DIRECTION.
Select every line containing the word "загрязнения" from the material, and copy those lines.

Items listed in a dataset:

####################

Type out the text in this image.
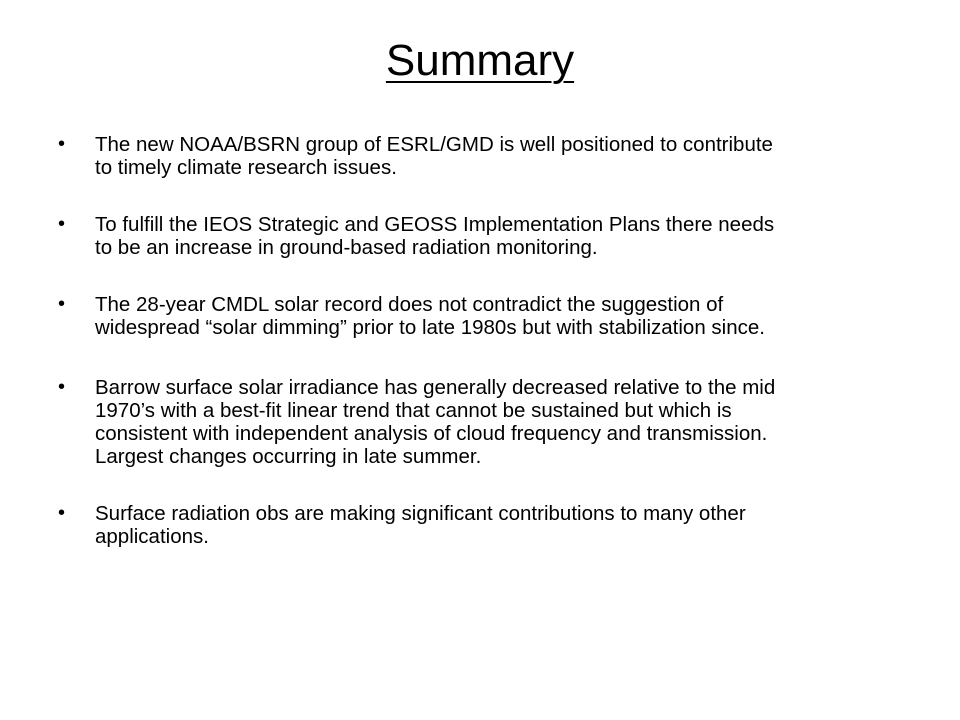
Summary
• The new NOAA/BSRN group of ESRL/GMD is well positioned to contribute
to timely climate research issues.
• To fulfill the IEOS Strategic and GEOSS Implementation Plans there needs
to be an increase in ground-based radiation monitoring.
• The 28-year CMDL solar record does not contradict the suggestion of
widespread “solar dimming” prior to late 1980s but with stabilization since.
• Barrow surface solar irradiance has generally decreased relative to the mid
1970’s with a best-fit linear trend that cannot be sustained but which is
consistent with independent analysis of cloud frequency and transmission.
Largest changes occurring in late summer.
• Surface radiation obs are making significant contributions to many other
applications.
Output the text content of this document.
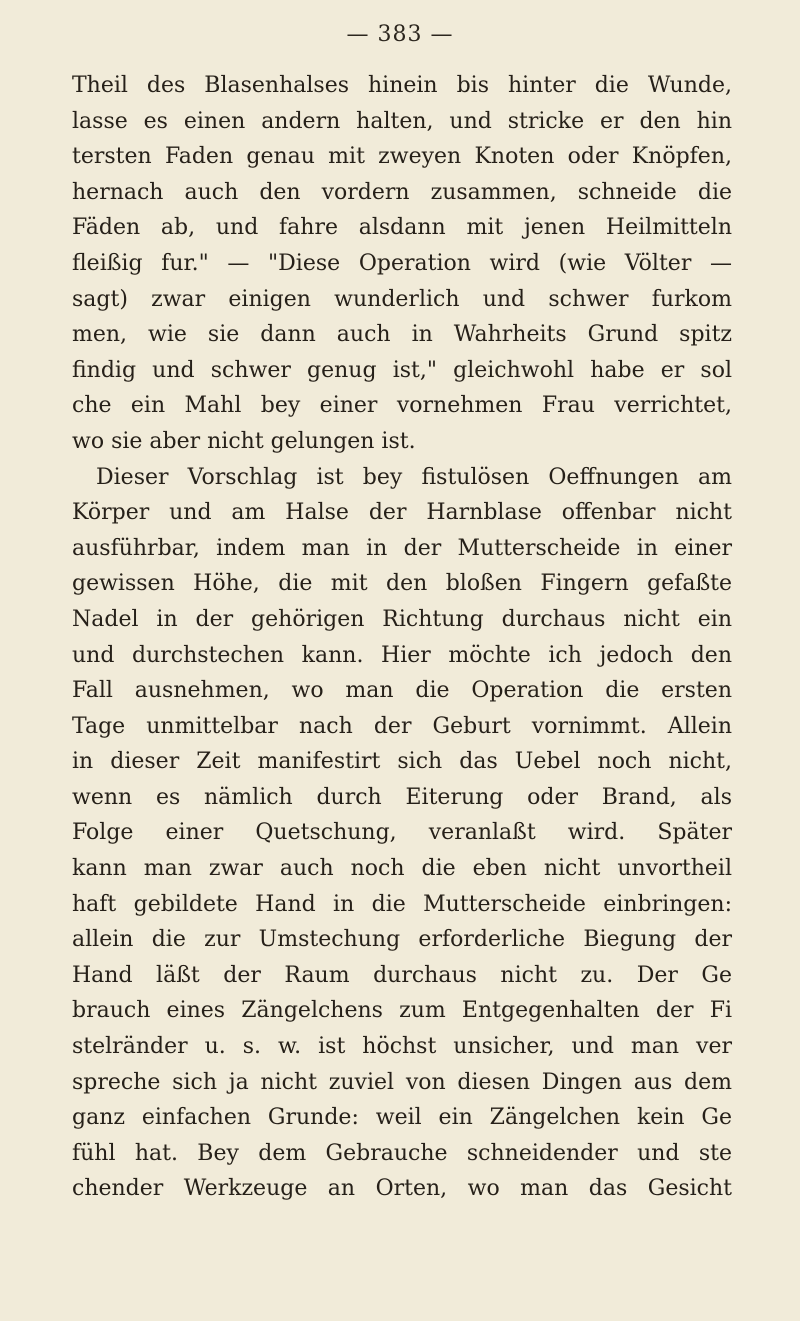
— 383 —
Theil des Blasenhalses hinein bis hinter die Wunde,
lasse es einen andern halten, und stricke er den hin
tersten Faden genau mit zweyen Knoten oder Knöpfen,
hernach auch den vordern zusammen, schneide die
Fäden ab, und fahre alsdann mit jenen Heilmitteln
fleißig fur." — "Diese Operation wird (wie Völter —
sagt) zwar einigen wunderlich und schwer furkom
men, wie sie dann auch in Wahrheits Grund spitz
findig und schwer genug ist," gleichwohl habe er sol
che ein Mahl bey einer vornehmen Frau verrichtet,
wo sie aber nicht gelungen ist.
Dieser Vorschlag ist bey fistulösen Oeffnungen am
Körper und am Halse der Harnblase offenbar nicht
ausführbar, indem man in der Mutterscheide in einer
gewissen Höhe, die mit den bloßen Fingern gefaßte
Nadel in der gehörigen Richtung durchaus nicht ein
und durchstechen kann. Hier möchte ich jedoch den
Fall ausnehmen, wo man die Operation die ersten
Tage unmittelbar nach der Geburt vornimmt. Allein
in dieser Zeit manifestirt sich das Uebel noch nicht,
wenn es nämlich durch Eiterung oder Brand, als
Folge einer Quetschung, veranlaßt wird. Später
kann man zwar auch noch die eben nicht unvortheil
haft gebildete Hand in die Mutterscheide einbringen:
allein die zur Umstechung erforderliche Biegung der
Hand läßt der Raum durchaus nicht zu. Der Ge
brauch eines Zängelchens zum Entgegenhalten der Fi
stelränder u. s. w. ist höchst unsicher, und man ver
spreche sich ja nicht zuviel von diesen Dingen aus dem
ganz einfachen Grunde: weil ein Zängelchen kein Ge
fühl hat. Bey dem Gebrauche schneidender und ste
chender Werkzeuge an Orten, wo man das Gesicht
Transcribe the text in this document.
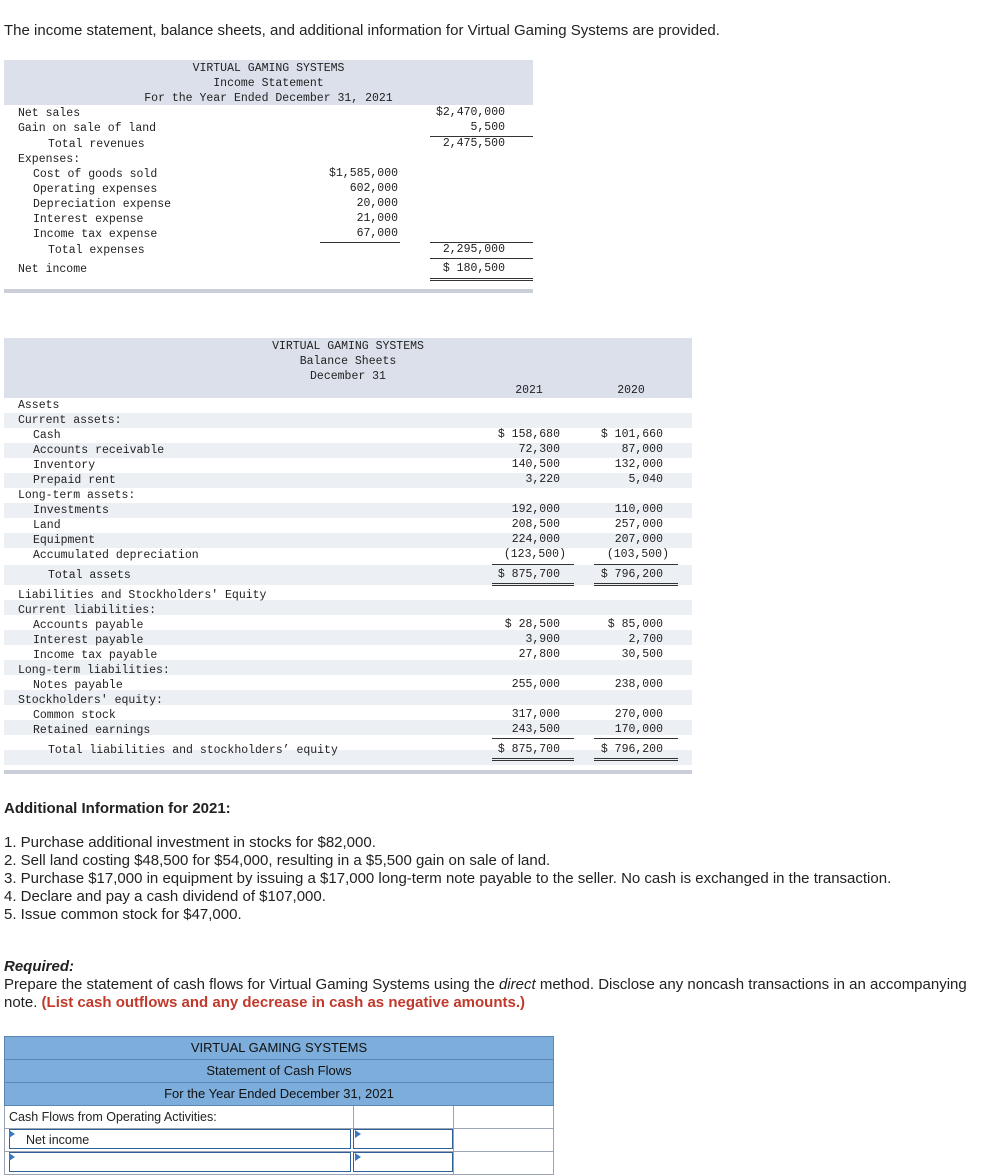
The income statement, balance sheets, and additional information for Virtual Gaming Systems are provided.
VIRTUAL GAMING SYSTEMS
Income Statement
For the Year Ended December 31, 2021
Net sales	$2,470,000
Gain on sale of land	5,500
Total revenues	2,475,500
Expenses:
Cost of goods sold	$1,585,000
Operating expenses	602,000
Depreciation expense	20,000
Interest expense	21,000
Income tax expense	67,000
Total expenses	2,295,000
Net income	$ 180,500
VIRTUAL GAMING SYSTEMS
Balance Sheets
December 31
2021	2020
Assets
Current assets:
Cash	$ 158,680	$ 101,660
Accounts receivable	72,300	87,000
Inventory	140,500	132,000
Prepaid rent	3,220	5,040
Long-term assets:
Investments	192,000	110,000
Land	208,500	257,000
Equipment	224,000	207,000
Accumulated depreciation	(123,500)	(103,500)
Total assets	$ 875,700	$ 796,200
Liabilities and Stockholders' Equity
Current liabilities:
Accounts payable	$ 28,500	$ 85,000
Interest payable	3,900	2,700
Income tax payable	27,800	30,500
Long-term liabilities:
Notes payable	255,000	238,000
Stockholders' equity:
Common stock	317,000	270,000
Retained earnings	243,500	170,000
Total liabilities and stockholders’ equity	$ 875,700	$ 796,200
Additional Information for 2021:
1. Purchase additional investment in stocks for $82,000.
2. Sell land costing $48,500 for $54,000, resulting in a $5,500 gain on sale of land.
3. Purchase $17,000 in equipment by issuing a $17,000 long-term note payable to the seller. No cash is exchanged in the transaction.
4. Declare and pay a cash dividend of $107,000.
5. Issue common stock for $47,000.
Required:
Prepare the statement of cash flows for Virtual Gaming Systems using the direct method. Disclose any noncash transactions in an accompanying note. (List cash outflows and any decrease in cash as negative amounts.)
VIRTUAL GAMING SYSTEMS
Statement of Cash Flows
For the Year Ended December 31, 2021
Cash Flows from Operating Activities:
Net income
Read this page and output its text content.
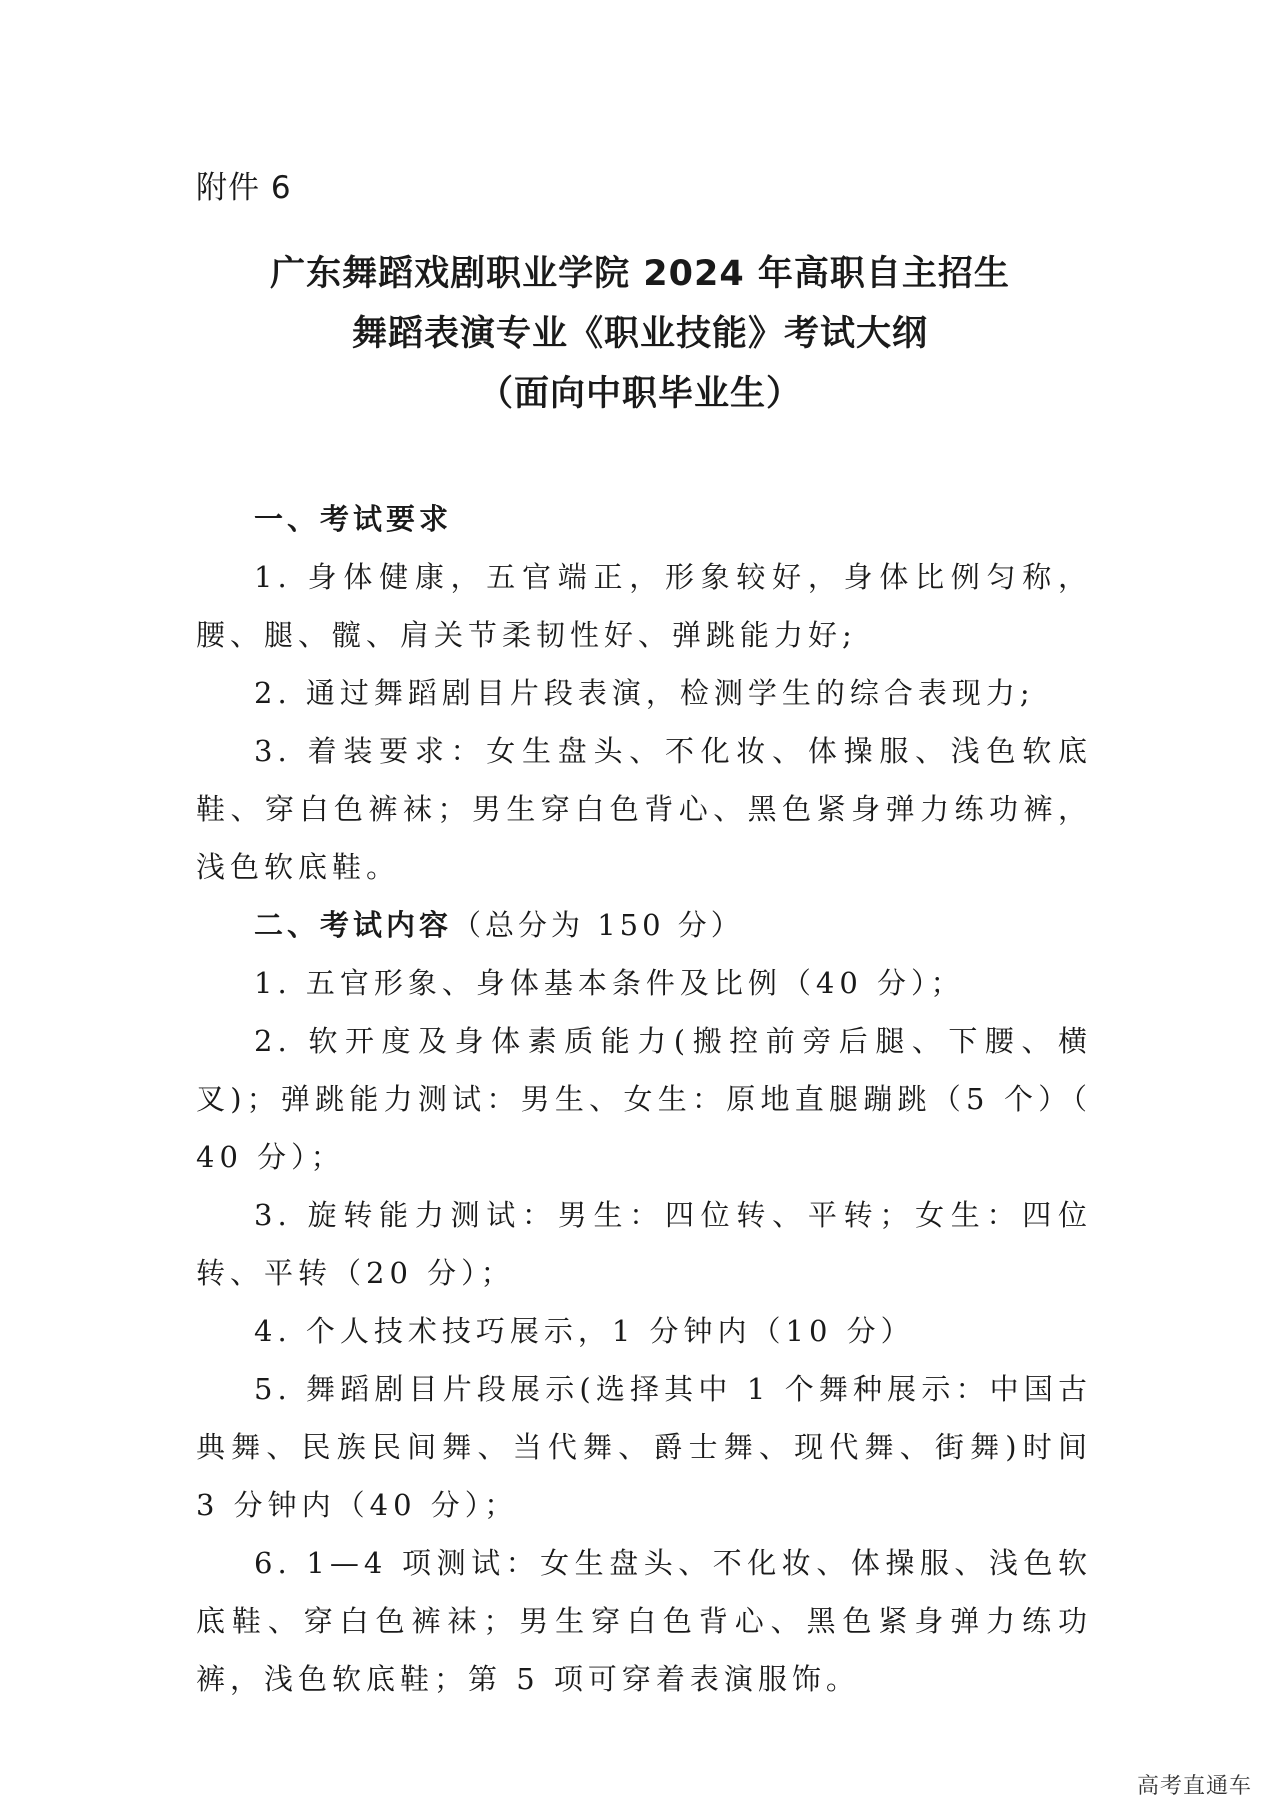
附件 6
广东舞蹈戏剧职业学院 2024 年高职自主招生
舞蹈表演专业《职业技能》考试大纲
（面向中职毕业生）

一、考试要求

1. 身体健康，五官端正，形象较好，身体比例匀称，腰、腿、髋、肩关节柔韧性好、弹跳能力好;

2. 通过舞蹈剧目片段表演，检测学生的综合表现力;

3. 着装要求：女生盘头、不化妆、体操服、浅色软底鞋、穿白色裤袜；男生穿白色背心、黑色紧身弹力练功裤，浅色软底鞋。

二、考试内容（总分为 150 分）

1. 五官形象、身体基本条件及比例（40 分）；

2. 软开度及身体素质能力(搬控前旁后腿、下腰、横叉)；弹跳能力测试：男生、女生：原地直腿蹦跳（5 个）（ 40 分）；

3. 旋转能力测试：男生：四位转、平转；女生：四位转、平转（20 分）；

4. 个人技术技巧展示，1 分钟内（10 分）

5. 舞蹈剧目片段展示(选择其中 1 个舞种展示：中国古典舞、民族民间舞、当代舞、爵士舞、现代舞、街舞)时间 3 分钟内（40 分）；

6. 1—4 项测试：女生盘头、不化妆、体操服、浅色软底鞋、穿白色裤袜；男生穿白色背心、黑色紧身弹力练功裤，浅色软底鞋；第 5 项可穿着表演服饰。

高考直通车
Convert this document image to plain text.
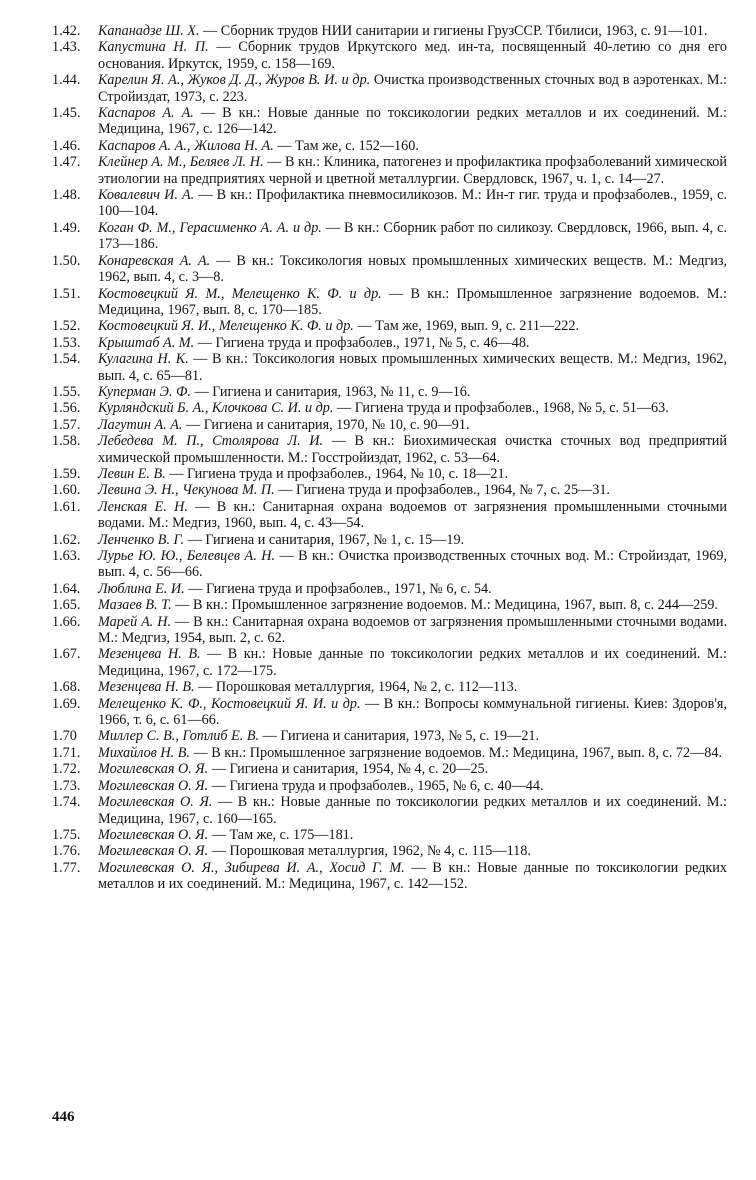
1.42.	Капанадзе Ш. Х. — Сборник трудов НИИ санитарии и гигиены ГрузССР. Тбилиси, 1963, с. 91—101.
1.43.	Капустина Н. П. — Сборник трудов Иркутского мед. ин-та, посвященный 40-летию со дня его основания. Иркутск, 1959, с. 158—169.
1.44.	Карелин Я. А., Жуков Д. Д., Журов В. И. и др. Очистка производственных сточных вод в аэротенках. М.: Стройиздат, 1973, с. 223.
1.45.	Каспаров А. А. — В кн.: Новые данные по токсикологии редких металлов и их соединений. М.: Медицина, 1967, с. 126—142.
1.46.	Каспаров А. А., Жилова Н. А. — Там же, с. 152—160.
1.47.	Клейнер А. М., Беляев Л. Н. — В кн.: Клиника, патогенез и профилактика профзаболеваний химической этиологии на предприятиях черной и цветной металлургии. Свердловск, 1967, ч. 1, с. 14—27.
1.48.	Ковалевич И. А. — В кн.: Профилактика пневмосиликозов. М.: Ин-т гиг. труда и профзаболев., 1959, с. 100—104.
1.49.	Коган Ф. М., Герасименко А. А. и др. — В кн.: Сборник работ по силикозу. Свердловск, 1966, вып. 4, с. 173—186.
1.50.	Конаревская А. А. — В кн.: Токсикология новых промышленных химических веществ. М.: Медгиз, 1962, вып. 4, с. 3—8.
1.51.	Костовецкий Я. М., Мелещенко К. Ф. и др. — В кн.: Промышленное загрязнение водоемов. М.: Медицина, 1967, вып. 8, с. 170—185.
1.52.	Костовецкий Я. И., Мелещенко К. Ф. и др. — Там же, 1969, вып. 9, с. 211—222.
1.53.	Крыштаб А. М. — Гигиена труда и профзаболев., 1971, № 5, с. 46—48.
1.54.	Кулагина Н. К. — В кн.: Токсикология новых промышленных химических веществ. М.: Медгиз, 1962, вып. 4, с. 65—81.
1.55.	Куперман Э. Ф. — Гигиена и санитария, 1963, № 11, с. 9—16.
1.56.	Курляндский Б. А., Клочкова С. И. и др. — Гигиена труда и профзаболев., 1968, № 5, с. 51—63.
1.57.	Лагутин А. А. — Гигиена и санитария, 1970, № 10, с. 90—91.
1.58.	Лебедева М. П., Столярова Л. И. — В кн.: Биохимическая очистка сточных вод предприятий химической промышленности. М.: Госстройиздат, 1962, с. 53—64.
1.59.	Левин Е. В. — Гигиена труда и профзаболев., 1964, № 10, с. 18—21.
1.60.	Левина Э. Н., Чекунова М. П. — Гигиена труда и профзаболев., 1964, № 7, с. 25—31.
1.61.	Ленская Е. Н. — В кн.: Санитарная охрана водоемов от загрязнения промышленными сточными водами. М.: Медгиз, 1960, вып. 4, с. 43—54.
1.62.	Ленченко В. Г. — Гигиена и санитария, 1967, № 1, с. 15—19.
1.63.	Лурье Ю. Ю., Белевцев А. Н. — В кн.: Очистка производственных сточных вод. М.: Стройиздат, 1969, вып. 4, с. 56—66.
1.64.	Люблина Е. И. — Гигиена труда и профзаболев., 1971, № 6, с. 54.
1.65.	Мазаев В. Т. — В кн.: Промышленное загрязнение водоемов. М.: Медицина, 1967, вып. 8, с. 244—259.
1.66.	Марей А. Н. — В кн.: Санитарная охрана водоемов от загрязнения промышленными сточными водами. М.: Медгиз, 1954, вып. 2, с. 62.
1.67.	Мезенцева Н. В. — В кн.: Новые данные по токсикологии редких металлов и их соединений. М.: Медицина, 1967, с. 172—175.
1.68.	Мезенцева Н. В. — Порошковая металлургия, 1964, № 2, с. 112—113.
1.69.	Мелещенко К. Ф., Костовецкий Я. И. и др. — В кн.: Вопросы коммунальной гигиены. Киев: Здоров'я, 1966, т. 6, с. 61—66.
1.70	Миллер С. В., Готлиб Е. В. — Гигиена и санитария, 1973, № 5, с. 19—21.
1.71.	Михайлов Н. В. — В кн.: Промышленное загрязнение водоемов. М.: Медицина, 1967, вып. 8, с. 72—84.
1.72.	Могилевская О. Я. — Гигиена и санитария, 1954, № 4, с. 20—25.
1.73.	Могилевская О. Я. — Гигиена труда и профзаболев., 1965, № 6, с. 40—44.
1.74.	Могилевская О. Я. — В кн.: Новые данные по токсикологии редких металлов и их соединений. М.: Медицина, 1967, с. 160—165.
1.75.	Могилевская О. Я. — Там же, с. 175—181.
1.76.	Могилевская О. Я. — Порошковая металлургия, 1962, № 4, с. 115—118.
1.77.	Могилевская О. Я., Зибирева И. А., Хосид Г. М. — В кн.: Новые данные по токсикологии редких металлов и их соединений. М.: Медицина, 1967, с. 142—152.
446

####################

SOLUTION TO THE PROBLEM.
1.61.	Ленская Е. Н. — В кн.: Санитарная охрана водоемов от загрязнения промышленными сточными водами. М.: Медгиз, 1960, вып. 4, с. 43—54.
1.66.	Марей А. Н. — В кн.: Санитарная охрана водоемов от загрязнения промышленными сточными водами. М.: Медгиз, 1954, вып. 2, с. 62.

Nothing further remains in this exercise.